* EXERCISE AIM: Repeat the lines between the one holding "List every element" and the one holding "system-nav-bar <box>0 957 889 1069</box>", inclusive, character for character.

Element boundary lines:
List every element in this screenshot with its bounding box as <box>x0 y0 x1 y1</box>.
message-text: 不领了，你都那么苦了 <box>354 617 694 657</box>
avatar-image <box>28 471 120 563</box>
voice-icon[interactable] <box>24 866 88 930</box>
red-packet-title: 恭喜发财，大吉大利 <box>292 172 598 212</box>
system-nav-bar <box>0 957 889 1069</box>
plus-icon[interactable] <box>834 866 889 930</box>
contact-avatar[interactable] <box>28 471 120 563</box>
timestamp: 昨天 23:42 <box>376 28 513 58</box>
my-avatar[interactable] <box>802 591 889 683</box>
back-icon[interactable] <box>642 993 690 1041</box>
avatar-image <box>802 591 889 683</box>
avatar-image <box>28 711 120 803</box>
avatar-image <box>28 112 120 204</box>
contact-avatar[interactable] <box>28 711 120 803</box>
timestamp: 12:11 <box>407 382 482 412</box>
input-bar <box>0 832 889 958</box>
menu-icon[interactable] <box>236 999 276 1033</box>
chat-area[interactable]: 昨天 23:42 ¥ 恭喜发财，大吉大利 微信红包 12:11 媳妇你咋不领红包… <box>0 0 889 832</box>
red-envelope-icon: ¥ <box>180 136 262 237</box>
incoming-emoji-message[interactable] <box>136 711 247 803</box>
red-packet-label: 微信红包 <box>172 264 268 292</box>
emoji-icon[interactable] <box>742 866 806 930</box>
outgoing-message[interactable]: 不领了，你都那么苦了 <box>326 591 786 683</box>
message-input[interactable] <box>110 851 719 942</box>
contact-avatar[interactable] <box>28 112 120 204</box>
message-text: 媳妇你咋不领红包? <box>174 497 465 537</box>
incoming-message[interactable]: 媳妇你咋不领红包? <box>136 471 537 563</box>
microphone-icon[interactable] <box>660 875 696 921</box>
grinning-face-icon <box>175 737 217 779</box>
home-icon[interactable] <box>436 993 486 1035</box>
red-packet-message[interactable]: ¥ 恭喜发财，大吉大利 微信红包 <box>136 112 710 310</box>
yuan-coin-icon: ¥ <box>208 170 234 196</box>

* * *

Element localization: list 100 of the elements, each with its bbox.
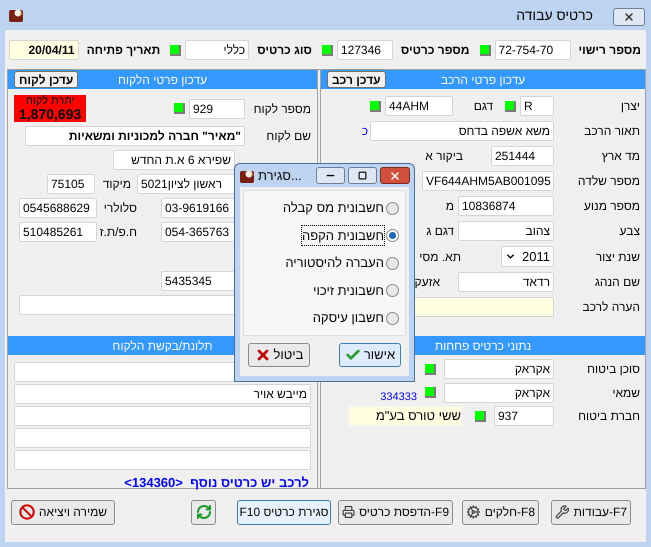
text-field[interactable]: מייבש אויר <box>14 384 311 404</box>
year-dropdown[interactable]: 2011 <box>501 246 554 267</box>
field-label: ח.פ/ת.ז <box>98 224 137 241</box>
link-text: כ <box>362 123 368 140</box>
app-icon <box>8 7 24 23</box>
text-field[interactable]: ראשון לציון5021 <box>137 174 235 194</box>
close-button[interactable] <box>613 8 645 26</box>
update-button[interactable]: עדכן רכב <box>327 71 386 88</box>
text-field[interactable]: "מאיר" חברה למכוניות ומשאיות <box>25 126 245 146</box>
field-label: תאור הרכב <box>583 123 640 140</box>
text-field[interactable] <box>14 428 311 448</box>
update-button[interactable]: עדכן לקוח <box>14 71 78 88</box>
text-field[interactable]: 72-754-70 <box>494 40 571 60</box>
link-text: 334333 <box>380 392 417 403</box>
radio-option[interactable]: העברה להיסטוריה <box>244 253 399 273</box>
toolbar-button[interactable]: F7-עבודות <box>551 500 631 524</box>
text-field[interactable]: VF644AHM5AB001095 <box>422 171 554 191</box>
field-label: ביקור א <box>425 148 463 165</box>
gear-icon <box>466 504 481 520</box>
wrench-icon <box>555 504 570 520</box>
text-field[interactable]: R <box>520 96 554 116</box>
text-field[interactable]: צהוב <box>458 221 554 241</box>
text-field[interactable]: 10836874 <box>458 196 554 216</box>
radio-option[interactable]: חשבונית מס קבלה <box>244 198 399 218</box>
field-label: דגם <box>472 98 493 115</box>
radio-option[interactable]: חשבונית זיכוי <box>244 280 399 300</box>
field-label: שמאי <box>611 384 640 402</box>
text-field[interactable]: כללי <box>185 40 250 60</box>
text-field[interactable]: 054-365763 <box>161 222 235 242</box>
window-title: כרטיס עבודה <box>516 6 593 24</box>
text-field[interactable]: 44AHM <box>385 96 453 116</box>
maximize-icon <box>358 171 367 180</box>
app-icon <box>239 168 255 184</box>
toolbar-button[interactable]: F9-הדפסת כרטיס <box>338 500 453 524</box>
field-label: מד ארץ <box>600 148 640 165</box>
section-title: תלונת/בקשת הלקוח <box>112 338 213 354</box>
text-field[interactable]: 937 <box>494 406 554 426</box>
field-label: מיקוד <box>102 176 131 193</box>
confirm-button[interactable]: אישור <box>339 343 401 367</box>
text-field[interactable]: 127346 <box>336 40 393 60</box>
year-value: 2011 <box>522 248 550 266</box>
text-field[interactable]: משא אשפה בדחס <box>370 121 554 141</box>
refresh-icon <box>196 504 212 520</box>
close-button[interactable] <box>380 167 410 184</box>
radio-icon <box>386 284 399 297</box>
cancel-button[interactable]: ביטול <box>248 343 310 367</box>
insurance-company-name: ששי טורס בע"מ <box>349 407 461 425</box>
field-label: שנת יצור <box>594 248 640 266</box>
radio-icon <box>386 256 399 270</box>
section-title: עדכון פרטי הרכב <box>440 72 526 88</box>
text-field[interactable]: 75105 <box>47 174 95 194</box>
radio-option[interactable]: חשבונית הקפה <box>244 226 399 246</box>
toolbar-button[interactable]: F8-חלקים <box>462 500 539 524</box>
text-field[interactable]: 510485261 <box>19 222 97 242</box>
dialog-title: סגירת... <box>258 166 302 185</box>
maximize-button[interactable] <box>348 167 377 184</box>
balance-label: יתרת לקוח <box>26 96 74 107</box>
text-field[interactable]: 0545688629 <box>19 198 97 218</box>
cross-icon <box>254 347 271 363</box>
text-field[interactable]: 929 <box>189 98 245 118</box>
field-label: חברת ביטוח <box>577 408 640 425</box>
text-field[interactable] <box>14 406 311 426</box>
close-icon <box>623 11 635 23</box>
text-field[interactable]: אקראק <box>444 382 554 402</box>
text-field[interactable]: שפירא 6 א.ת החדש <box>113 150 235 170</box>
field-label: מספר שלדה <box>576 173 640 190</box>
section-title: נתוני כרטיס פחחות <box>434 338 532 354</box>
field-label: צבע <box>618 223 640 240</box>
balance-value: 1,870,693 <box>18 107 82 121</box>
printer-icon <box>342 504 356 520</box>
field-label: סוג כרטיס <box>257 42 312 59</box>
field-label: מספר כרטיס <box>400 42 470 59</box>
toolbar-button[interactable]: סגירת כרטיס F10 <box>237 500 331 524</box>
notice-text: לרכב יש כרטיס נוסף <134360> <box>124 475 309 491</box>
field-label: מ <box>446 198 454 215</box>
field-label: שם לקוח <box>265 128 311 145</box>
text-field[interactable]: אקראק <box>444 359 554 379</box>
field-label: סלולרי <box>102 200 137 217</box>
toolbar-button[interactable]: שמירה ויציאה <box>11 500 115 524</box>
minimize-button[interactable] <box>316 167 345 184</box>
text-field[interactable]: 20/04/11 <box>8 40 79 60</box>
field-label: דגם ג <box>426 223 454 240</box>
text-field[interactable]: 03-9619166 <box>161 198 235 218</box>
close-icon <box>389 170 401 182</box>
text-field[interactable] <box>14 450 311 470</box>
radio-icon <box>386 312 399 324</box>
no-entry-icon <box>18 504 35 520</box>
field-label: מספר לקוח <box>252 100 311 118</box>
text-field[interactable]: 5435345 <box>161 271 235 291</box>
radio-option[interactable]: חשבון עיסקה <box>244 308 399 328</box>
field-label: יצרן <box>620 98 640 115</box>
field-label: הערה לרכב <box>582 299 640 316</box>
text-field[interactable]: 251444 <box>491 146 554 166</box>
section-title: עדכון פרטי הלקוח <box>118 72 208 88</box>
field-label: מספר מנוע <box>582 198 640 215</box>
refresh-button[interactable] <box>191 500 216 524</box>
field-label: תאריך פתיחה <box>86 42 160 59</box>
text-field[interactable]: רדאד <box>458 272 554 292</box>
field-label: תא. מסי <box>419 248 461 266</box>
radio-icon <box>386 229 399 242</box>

==

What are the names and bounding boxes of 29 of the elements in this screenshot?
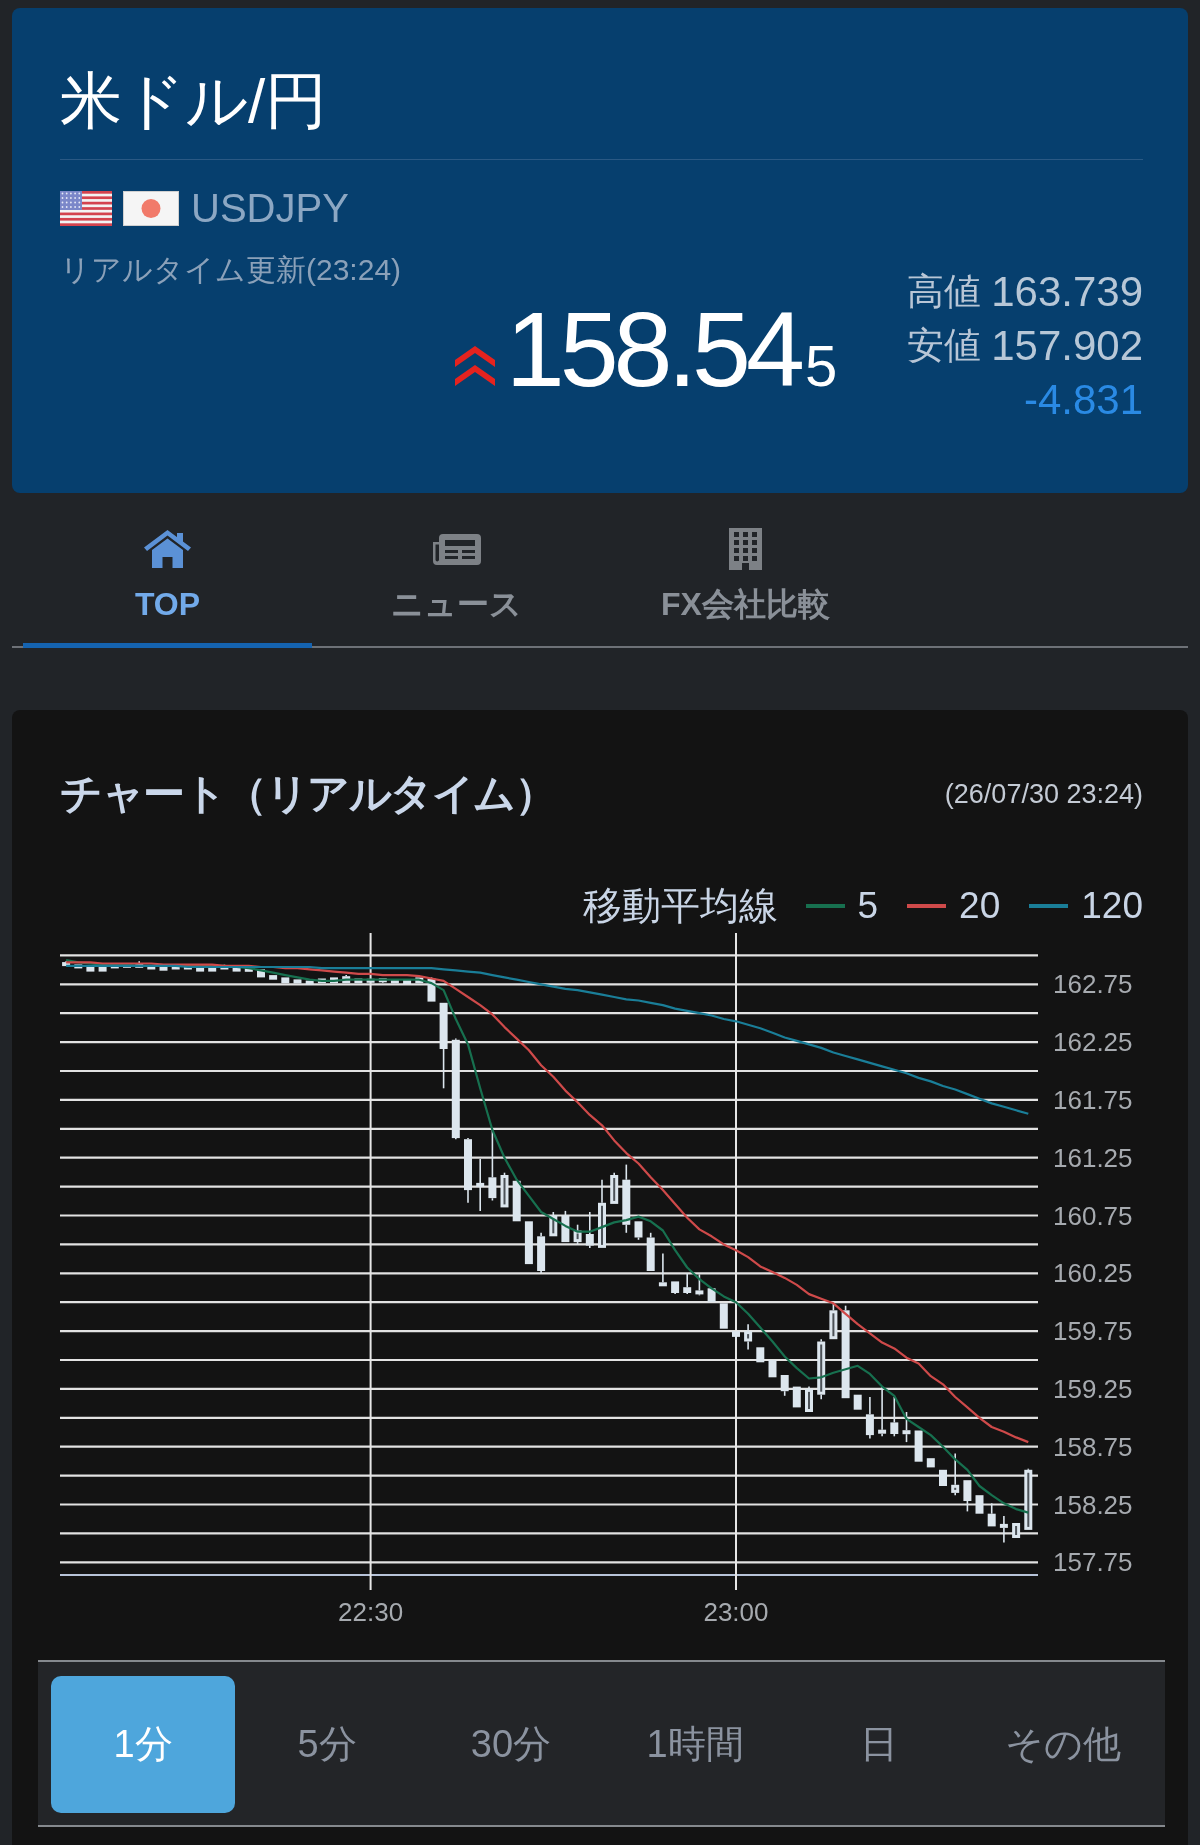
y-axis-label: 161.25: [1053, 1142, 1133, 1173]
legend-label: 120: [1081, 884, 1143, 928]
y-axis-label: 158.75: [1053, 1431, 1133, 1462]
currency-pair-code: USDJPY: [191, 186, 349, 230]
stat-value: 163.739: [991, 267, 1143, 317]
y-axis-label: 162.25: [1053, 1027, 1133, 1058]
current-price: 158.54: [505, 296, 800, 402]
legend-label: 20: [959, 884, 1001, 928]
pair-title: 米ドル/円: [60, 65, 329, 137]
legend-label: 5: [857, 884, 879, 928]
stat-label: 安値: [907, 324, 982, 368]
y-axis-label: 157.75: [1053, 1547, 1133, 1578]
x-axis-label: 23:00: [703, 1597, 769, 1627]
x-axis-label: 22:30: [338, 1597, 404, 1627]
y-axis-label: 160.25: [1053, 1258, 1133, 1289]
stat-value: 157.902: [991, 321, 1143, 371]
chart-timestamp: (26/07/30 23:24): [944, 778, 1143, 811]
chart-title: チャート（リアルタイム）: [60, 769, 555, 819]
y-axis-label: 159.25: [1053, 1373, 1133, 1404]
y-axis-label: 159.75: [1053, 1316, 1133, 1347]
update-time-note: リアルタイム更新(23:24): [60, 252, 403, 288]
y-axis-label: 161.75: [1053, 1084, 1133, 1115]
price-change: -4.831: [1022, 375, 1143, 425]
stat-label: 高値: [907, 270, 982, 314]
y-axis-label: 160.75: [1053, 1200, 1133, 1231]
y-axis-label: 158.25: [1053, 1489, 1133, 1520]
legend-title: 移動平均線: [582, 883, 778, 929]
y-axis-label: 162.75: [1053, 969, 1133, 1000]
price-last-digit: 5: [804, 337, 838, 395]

* FULL RESPONSE:
List every element in this screenshot with its bounding box as <box>x0 y0 x1 y1</box>.
message-text: 不领了，你都那么苦了 <box>354 617 694 657</box>
avatar-image <box>28 471 120 563</box>
voice-icon[interactable] <box>24 866 88 930</box>
red-packet-title: 恭喜发财，大吉大利 <box>292 172 598 212</box>
system-nav-bar <box>0 957 889 1069</box>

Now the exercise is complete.